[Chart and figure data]
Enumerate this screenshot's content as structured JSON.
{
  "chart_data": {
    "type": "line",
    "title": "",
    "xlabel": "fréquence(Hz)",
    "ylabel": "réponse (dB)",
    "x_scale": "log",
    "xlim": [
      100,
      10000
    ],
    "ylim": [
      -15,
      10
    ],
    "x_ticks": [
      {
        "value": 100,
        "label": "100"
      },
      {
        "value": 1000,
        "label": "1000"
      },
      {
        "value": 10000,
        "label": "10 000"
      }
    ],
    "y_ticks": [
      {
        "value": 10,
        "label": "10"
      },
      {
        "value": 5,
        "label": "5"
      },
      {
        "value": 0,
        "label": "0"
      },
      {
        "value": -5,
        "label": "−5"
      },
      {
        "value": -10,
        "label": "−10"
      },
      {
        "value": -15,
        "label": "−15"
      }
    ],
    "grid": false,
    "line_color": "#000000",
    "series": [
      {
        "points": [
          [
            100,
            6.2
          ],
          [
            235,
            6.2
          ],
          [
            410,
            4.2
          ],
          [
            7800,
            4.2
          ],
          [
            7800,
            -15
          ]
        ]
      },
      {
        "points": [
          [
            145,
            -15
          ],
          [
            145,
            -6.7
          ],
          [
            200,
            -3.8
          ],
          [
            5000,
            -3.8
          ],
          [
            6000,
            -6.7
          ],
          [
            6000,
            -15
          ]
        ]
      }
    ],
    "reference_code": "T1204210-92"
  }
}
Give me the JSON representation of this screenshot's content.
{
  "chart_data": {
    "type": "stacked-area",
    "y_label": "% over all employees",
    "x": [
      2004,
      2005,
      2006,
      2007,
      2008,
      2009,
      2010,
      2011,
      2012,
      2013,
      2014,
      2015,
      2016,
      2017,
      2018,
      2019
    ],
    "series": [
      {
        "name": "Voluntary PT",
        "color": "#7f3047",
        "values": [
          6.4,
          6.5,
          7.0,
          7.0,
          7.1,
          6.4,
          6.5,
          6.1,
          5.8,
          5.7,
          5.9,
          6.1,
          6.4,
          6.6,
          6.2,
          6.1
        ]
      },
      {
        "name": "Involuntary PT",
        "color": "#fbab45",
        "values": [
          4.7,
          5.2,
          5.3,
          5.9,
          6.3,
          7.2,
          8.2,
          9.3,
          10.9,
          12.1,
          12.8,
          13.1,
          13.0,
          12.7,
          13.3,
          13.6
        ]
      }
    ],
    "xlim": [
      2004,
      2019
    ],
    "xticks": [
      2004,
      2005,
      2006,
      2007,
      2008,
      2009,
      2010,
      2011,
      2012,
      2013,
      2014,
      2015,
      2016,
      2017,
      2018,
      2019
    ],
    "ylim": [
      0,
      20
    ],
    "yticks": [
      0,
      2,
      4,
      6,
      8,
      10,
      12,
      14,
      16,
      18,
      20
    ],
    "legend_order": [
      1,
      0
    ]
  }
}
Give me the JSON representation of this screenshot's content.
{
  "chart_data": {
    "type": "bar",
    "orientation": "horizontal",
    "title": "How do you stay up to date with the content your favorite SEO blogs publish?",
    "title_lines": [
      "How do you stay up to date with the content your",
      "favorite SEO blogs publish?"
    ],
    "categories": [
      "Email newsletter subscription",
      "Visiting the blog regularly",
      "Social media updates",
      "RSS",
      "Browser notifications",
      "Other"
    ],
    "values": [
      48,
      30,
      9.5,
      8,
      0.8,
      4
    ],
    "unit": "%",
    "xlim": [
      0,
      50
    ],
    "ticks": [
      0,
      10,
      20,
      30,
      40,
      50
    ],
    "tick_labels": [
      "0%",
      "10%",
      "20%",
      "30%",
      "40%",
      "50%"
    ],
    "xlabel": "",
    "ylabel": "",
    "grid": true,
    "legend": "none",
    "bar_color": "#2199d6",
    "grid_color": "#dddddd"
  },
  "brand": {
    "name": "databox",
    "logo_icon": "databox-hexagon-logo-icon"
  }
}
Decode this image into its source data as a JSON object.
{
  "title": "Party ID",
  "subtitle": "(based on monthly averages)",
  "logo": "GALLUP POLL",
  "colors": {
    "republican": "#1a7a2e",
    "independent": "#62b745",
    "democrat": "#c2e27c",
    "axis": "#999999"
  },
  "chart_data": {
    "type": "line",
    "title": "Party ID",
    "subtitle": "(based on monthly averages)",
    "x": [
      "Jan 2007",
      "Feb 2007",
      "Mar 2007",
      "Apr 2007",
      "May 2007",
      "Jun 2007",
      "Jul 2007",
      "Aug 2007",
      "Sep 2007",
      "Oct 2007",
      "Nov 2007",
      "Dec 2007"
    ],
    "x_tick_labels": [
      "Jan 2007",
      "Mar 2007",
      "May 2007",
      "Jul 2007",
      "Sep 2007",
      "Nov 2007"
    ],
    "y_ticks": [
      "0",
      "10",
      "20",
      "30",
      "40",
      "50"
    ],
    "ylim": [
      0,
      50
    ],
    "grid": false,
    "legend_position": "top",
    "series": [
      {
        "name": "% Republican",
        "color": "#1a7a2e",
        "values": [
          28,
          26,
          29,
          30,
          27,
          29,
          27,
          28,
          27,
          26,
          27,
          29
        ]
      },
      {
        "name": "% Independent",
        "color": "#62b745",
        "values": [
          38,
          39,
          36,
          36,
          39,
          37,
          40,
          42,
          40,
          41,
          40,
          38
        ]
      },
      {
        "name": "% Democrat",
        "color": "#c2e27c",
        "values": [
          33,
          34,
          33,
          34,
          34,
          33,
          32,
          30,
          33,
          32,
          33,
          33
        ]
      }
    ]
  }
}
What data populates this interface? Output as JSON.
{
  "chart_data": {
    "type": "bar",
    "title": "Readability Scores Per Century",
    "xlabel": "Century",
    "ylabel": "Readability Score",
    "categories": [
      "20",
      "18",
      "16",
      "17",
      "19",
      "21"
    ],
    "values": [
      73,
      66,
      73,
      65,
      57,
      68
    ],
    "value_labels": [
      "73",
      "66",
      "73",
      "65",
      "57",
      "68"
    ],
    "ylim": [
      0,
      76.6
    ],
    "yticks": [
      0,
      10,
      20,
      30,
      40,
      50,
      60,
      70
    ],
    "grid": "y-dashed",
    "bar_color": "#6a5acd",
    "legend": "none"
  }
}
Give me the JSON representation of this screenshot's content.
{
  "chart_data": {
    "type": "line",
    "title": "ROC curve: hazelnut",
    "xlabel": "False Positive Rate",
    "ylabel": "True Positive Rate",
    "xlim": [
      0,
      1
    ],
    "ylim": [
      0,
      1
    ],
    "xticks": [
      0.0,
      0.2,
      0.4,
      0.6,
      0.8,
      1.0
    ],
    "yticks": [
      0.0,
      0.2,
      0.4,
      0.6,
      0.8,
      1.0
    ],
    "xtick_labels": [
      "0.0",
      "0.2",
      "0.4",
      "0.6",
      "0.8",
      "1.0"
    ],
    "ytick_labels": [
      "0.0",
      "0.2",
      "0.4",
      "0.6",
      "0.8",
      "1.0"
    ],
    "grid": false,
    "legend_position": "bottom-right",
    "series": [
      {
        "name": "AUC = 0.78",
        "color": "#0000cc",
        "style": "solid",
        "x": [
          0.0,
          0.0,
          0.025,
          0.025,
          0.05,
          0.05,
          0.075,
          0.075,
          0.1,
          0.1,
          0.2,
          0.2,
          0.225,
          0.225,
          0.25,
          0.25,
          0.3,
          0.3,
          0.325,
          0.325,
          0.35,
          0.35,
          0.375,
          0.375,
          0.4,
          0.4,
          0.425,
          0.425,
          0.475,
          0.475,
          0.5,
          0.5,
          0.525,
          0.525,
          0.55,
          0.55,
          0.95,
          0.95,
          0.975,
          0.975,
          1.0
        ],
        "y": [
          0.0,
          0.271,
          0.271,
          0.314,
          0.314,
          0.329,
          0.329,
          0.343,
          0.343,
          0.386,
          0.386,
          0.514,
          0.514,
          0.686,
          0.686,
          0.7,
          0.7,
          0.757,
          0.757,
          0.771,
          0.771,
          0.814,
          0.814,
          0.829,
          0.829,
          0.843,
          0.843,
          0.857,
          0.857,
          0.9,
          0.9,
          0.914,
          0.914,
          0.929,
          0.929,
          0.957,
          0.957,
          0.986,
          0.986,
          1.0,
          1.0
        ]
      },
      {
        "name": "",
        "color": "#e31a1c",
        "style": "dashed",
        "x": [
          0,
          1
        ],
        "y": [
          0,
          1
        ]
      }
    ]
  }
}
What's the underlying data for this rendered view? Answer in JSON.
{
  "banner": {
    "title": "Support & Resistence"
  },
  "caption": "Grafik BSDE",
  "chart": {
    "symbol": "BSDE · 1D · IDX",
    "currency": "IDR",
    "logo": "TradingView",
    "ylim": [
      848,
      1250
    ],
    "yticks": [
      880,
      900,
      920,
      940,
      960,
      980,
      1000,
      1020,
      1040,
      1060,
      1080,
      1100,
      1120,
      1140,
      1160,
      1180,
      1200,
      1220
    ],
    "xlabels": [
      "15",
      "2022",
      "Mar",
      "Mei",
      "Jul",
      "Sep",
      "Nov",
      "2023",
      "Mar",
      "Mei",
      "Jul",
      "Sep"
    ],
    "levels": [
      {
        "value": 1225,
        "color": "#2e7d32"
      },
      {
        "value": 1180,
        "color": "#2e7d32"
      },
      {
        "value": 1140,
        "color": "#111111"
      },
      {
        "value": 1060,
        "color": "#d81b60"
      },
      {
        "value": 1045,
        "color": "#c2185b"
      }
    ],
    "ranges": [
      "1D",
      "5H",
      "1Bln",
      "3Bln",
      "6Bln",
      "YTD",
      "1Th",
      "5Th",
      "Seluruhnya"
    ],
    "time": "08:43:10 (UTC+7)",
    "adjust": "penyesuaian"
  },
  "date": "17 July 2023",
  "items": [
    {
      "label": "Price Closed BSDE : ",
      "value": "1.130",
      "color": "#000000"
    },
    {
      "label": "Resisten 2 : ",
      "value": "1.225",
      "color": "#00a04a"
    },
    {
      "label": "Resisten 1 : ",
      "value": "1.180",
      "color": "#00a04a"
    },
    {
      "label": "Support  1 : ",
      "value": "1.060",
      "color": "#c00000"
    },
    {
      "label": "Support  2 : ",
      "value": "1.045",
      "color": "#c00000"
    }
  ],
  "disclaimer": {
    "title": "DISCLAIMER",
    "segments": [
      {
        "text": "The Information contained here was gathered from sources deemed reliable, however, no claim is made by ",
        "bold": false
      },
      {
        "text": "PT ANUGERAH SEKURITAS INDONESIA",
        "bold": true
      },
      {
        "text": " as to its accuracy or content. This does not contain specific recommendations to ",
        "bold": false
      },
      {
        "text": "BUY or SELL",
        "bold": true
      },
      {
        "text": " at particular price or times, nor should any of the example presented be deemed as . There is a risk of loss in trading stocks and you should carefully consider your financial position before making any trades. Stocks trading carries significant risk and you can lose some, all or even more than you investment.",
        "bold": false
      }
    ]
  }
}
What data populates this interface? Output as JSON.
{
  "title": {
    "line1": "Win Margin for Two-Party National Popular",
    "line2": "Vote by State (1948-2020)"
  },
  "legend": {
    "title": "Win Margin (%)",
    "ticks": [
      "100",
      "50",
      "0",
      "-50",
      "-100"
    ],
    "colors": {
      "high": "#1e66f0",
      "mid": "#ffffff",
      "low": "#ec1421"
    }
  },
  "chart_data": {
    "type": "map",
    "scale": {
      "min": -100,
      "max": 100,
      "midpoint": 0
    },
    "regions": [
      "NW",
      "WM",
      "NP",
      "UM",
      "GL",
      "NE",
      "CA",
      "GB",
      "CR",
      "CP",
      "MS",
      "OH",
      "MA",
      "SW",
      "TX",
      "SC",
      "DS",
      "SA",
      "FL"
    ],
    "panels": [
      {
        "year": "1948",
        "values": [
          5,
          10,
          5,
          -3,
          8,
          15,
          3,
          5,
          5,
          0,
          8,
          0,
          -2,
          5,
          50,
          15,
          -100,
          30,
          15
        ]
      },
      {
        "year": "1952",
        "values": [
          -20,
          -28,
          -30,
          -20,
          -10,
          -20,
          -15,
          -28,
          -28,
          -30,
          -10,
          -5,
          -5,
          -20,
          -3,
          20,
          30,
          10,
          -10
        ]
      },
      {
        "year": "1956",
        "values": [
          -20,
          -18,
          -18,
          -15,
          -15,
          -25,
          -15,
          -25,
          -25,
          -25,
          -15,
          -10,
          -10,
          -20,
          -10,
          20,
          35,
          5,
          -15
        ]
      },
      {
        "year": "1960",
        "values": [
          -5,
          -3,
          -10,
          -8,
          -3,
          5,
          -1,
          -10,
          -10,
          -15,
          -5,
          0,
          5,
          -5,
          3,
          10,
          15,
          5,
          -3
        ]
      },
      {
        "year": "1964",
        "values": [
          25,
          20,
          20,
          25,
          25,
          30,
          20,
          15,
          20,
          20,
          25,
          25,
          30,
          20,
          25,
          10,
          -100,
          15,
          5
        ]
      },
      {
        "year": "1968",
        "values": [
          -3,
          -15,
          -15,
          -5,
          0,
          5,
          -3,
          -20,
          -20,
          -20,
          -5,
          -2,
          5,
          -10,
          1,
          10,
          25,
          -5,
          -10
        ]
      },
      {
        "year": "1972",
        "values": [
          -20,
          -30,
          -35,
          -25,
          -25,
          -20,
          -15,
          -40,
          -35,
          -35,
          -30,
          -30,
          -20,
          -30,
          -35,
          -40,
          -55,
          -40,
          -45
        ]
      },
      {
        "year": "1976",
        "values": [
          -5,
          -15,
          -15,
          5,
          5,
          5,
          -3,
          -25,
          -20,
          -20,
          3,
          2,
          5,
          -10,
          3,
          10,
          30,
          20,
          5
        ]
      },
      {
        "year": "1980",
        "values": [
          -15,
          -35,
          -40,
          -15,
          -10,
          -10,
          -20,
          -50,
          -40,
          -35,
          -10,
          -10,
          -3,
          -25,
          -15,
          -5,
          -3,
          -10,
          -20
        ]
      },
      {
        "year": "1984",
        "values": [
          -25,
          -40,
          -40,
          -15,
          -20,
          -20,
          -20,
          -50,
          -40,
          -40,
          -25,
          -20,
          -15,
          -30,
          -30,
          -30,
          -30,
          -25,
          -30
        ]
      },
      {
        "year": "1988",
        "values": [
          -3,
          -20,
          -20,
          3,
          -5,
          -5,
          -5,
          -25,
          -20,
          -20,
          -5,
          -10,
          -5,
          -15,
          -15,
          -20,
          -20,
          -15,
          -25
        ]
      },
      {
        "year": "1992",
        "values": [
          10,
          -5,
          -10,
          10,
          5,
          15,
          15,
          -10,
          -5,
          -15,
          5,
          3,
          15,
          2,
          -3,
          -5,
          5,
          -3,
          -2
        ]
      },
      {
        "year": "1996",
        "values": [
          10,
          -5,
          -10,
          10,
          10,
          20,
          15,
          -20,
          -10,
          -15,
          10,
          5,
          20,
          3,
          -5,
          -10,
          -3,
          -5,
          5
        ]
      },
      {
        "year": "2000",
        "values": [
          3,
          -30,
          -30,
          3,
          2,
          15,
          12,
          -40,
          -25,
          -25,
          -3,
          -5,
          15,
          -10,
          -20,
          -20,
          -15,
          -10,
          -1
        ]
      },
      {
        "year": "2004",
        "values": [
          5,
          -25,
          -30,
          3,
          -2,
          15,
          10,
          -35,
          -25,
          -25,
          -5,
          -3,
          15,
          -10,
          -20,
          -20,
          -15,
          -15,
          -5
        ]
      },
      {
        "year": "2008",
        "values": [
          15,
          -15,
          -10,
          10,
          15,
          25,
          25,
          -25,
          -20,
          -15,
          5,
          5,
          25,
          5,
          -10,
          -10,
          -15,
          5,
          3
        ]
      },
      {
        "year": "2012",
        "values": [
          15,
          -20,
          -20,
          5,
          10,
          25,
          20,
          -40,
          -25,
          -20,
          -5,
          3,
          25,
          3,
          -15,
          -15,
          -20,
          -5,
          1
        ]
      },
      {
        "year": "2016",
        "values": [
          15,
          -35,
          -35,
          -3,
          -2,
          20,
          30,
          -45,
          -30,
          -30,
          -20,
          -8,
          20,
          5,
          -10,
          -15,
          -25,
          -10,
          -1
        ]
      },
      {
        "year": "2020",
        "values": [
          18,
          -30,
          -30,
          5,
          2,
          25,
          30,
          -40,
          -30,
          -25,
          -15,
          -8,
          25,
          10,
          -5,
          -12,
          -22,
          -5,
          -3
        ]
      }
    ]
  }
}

*EXERCISE BRIEF*. Filter the records above and return every line that holds the word "text".

*THE REPLY*.
        "text": "The Information contained here was gathered from sources deemed reliable, however, no claim is made by ",
        "text": "PT ANUGERAH SEKURITAS INDONESIA",
        "text": " as to its accuracy or content. This does not contain specific recommendations to ",
        "text": "BUY or SELL",
        "text": " at particular price or times, nor should any of the example presented be deemed as . There is a risk of loss in trading stocks and you should carefully consider your financial position before making any trades. Stocks trading carries significant risk and you can lose some, all or even more than you investment.",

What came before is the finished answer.